__WRITTEN REQUEST__: Select the lines that hold the word "icon" and copy each one.

__RECORD EXCERPTS__:
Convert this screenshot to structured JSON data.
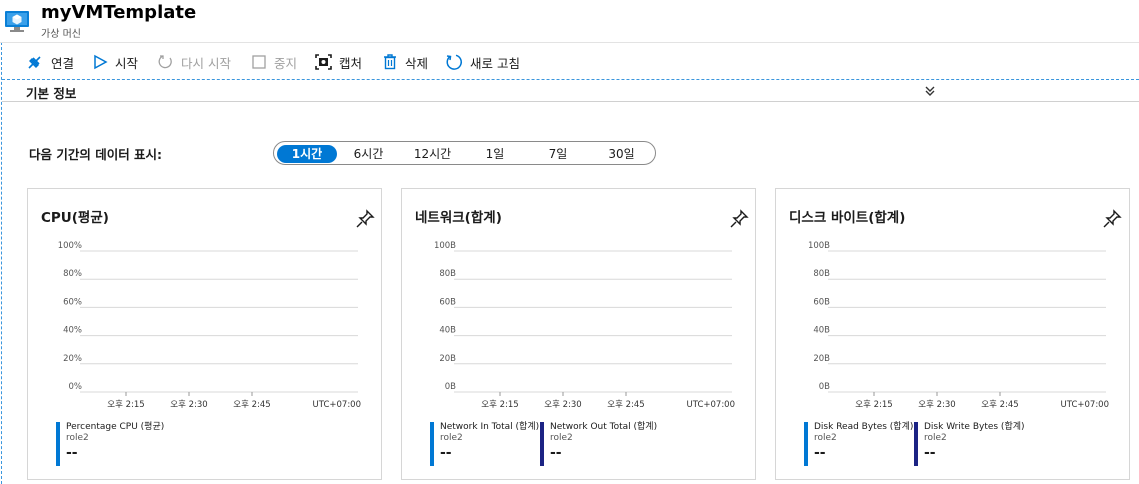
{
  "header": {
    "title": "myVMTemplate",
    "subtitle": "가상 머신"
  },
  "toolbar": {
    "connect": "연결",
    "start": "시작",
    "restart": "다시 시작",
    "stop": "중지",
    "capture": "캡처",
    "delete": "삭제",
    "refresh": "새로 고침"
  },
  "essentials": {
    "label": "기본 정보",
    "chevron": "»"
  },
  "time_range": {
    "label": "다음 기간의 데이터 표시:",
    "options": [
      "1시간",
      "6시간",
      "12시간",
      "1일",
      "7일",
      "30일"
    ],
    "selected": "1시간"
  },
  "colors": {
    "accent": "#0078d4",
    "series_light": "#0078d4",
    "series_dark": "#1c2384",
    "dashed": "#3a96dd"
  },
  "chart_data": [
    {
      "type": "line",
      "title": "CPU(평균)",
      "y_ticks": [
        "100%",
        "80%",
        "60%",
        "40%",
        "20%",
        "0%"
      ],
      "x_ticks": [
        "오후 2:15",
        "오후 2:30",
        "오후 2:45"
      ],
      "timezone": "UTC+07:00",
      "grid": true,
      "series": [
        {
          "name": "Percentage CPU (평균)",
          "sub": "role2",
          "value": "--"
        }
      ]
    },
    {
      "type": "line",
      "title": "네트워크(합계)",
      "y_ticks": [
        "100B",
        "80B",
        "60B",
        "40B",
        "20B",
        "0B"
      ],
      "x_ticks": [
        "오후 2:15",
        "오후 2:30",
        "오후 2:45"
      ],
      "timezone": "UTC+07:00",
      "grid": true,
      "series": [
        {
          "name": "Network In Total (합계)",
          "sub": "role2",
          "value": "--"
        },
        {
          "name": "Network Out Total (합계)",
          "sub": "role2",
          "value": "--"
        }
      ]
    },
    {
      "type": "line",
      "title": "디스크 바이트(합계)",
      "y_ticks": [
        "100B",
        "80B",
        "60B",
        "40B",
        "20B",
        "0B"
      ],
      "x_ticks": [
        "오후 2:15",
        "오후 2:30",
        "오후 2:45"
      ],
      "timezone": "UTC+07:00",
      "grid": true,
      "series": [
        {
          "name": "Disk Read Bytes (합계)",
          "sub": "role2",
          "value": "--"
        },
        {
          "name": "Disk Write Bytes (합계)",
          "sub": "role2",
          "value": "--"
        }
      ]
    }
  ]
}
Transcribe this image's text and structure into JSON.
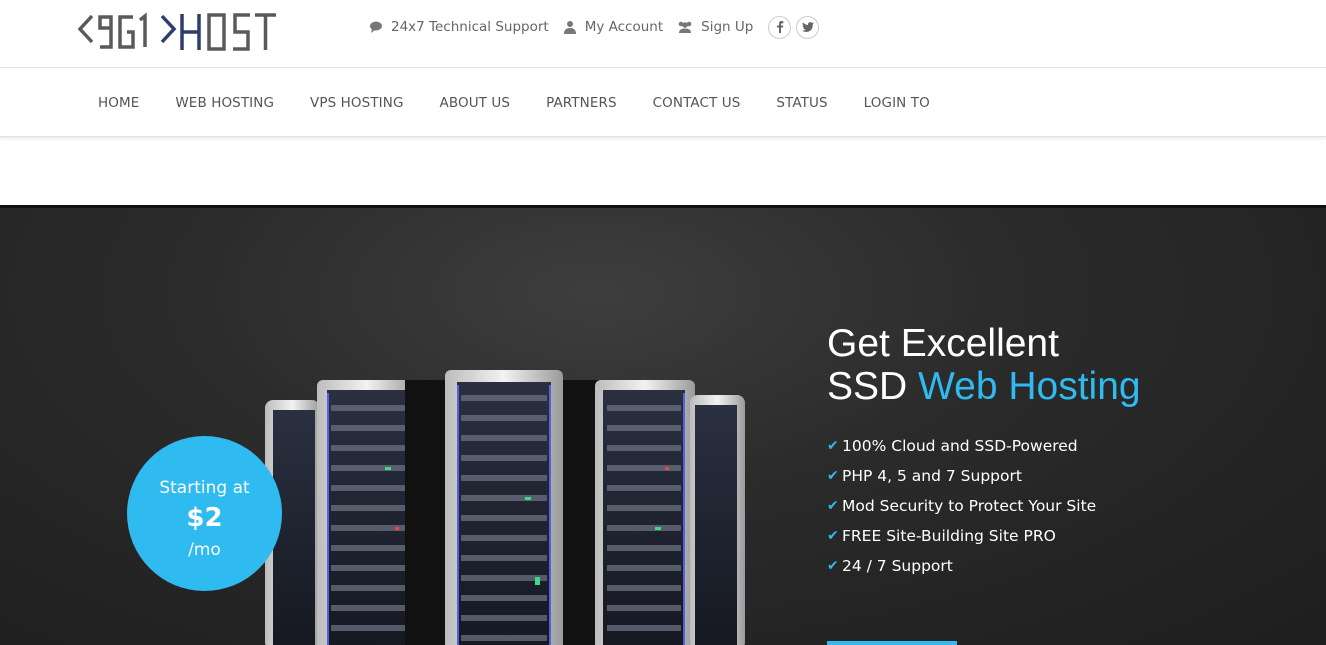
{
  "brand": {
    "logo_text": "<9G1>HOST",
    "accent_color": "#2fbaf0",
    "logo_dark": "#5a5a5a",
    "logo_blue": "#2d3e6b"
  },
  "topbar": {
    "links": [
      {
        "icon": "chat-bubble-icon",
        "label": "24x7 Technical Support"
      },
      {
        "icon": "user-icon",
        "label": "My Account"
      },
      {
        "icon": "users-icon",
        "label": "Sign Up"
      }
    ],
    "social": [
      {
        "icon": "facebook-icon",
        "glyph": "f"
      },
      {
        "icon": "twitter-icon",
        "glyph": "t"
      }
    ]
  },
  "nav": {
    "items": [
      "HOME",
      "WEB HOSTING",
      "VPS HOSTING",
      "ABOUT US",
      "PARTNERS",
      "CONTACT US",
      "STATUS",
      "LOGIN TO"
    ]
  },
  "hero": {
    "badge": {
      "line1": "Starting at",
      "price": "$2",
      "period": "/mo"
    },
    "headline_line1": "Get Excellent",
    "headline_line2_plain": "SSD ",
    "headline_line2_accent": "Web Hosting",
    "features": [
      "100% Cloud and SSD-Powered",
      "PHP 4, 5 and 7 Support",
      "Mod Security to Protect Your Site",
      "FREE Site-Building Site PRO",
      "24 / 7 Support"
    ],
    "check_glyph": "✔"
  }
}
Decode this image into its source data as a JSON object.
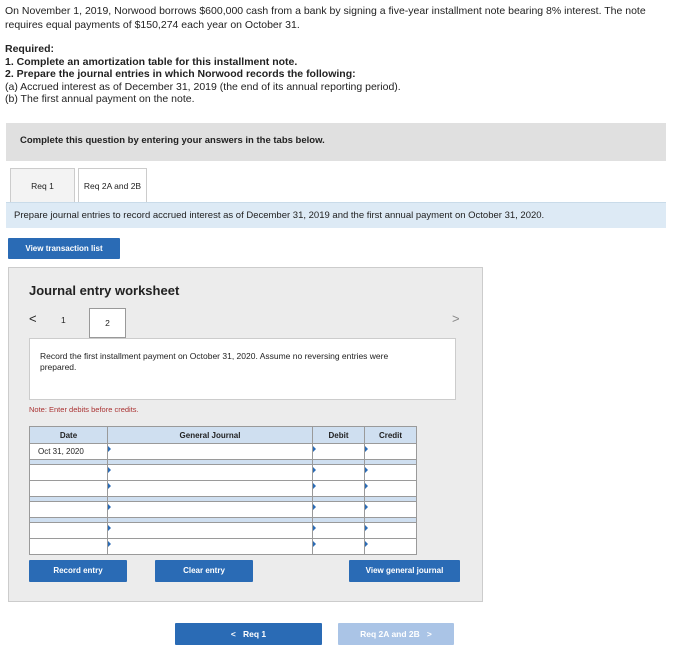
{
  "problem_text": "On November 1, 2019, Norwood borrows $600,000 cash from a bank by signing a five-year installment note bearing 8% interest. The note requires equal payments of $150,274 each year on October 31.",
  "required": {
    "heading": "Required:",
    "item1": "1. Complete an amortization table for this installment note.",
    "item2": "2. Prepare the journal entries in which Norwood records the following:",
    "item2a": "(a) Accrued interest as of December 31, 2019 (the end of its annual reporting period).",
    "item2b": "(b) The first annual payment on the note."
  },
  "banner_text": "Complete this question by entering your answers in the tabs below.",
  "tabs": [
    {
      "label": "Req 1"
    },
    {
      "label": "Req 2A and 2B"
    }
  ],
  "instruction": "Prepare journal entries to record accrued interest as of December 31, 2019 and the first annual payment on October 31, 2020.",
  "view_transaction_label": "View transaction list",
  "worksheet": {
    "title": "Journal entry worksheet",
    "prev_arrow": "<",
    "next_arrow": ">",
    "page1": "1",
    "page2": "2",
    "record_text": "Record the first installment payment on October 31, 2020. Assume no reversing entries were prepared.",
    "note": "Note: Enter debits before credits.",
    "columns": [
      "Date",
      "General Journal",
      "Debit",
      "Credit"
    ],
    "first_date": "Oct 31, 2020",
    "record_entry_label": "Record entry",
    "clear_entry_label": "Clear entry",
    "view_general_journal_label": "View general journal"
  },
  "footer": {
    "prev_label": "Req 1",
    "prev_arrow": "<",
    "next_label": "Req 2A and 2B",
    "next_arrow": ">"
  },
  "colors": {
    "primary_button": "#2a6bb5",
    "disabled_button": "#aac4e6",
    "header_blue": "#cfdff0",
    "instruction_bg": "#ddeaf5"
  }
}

__ANSWER FOR THE TASK__:
        "icon": "chat-bubble-icon",
        "icon": "user-icon",
        "icon": "users-icon",
        "icon": "facebook-icon",
        "icon": "twitter-icon",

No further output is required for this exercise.